* STORED ROWS
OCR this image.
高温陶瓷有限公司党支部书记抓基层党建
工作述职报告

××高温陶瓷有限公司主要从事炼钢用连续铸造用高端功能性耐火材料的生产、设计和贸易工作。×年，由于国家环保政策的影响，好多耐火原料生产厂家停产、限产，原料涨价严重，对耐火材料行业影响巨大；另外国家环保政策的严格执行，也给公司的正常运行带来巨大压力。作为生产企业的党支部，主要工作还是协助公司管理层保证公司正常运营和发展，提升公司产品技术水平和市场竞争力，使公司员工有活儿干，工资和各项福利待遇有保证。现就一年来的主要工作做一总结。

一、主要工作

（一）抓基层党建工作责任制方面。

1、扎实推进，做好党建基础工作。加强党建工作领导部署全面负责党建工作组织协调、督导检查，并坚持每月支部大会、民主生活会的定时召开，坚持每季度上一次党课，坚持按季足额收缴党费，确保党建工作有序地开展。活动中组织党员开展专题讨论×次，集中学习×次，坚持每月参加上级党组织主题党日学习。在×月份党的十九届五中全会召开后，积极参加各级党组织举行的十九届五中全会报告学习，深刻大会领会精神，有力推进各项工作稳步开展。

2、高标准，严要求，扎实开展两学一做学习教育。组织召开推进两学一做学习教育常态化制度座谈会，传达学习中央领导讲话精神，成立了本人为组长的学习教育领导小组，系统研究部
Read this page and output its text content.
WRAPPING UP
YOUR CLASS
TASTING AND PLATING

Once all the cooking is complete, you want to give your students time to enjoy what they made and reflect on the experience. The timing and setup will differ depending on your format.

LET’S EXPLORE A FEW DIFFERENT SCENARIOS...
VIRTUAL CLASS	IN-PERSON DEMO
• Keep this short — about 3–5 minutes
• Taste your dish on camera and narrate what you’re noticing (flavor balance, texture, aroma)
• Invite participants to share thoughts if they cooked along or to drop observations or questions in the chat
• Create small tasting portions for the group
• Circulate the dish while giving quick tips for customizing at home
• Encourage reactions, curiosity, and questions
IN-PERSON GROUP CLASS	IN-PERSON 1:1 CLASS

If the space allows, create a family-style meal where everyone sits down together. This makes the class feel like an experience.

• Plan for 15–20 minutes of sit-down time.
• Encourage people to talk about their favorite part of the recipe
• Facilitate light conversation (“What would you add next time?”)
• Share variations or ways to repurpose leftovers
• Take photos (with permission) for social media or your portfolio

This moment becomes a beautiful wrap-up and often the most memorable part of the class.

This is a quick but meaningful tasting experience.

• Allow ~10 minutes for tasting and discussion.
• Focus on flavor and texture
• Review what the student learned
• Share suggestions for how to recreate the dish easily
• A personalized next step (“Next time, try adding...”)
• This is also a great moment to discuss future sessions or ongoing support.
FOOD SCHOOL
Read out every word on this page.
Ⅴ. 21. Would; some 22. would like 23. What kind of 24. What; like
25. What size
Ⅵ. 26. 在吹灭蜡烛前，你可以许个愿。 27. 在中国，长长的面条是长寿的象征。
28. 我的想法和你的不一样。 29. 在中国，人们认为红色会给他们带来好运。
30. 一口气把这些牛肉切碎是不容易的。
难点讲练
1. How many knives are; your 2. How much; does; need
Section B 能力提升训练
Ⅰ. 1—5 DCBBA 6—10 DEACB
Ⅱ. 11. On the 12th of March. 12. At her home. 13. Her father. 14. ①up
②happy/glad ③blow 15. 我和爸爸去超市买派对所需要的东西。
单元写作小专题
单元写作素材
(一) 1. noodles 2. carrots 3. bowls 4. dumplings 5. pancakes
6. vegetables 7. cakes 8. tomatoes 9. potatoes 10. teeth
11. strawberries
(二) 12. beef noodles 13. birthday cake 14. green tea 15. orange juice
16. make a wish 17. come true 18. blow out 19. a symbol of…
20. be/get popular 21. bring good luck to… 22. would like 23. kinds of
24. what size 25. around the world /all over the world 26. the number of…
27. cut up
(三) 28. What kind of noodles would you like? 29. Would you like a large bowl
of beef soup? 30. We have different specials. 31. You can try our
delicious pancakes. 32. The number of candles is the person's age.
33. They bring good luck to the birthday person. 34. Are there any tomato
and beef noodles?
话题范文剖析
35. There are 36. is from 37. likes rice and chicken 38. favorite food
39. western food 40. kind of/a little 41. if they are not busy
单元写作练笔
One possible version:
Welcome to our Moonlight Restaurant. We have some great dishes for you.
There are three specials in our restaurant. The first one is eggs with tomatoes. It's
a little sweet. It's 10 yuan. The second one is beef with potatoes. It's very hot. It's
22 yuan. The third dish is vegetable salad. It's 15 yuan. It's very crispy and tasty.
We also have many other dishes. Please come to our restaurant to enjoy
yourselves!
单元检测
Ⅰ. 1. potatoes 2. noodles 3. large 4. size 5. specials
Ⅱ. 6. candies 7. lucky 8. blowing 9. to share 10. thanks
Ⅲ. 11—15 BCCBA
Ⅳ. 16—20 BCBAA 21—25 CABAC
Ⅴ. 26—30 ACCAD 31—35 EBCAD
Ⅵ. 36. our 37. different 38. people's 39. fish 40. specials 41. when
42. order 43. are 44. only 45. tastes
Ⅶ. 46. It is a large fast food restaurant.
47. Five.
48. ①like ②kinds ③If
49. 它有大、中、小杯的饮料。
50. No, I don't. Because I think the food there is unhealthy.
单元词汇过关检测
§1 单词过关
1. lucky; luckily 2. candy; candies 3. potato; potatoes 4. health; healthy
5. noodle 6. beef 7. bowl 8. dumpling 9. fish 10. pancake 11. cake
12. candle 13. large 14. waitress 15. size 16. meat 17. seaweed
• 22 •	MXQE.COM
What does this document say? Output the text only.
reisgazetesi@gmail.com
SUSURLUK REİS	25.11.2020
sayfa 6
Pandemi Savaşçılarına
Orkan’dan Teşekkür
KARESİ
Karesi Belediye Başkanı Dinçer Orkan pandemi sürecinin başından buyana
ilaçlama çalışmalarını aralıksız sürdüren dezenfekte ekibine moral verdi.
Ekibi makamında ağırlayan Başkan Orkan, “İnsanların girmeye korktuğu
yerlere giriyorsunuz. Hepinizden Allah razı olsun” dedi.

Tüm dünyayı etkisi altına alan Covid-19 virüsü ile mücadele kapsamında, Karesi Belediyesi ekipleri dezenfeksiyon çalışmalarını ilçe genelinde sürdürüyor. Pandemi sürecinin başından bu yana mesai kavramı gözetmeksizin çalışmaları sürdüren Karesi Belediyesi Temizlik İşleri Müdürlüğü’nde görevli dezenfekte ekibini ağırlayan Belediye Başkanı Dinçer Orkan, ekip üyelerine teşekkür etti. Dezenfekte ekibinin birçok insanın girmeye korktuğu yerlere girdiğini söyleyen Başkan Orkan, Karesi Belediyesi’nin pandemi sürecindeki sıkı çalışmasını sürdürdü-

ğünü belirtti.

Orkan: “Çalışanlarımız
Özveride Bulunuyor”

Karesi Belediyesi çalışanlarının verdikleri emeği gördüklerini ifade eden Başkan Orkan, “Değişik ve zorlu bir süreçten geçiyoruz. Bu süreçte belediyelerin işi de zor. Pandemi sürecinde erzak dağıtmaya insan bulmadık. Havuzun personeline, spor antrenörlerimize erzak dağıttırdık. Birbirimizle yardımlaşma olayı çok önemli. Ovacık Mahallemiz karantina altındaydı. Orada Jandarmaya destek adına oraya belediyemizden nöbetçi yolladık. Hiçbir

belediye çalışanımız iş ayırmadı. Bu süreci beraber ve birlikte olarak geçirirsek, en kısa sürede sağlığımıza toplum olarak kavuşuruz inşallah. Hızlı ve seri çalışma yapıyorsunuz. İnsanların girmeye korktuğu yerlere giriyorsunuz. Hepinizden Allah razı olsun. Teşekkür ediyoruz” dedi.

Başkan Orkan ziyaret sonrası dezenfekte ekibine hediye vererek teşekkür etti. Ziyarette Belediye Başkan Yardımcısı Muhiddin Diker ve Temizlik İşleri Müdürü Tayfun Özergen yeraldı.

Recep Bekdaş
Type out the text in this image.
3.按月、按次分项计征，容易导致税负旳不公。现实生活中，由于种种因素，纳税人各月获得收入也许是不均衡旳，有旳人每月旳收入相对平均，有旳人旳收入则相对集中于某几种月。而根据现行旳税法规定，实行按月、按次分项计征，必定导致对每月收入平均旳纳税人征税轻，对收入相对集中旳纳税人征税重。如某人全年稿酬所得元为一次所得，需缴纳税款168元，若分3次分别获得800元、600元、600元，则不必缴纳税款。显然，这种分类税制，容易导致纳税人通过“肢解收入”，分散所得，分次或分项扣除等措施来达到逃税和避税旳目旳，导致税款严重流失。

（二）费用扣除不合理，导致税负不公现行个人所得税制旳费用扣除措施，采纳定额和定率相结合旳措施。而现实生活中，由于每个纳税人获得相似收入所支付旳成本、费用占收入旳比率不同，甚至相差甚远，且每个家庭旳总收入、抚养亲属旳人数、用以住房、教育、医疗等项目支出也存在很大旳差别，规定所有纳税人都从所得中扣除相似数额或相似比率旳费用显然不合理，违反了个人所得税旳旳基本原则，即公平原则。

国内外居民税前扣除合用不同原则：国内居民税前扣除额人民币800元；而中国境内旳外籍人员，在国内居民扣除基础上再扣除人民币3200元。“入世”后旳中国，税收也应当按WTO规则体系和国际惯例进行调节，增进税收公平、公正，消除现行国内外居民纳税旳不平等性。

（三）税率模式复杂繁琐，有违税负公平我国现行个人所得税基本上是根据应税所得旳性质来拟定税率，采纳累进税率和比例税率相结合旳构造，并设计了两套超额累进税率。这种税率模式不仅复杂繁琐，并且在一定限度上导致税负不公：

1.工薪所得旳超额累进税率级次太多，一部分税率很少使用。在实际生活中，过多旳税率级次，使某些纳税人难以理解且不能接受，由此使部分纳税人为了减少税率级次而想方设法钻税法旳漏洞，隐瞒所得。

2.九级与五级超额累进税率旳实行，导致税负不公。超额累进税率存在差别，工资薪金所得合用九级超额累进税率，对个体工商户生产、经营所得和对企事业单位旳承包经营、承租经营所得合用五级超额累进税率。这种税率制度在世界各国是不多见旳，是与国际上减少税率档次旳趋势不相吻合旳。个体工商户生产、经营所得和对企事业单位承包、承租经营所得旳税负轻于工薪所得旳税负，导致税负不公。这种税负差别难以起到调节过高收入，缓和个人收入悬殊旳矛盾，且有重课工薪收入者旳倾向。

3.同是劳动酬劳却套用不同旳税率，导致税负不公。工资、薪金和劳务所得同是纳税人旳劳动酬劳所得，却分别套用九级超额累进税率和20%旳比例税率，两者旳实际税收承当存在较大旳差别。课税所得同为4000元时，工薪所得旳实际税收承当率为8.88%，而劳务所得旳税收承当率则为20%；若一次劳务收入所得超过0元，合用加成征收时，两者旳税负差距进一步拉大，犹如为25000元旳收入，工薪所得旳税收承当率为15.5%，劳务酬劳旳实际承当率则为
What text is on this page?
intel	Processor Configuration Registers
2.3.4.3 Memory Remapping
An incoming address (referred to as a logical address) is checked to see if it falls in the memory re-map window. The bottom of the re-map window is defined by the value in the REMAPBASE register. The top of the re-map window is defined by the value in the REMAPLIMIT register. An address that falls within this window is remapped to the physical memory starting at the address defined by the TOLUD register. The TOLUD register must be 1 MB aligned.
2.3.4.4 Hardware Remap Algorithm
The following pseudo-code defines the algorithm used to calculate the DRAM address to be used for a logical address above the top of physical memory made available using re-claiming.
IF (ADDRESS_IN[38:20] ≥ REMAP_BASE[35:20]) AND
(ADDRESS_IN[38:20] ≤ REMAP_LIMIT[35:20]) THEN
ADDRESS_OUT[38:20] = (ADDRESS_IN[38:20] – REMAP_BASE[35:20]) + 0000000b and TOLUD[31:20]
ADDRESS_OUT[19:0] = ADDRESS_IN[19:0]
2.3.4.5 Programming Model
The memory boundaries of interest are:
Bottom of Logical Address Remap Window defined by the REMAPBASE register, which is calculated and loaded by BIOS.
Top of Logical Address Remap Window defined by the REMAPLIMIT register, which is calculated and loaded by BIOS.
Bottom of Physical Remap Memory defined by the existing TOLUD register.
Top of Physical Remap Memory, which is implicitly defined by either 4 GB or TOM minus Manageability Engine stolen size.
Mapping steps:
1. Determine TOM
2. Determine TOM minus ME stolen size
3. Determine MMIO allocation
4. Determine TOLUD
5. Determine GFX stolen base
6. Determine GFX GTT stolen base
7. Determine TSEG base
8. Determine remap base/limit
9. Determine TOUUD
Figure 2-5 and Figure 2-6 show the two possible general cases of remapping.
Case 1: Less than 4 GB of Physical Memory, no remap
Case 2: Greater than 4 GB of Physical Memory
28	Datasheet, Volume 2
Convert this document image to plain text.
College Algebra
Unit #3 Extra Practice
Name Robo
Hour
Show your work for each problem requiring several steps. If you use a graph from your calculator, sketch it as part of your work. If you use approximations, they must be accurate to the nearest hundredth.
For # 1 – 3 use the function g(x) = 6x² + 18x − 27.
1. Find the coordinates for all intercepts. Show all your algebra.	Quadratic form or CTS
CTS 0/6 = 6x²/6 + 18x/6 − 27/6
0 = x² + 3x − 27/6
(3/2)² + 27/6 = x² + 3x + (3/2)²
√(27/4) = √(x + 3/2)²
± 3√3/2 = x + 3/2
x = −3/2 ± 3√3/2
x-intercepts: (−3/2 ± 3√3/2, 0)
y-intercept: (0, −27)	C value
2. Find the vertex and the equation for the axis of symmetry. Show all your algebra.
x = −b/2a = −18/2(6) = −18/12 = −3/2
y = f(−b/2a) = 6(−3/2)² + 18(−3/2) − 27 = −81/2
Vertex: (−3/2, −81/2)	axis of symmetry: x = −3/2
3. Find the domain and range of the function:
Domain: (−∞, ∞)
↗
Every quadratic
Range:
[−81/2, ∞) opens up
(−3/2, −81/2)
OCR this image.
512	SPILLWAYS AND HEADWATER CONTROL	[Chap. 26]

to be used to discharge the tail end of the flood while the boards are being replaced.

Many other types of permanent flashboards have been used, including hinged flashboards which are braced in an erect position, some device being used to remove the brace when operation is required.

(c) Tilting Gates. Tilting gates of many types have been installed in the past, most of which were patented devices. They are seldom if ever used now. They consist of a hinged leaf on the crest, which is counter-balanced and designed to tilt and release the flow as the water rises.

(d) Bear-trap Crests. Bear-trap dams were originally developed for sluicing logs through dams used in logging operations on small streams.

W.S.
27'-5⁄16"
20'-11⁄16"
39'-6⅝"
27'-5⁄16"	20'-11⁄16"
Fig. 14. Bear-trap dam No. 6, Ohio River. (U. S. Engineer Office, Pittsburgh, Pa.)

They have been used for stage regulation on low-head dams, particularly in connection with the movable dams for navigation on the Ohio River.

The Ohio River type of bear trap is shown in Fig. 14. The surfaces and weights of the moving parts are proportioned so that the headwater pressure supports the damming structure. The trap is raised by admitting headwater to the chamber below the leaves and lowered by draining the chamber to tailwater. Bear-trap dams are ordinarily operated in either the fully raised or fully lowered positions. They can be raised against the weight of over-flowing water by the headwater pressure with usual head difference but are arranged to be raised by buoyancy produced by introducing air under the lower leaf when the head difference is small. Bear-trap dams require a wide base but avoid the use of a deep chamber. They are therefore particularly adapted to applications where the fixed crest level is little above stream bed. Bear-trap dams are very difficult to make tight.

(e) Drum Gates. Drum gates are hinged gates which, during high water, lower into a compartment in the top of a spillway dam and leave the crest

* GIVEN EXERCISE
In the entries above, identify each line that includes the string "would", then copy it.

* RESPONSE FOR THIS EXERCISE
• Facilitate light conversation (“What would you add next time?”)
Ⅴ. 21. Would; some 22. would like 23. What kind of 24. What; like
20. be/get popular 21. bring good luck to… 22. would like 23. kinds of
(三) 28. What kind of noodles would you like? 29. Would you like a large bowl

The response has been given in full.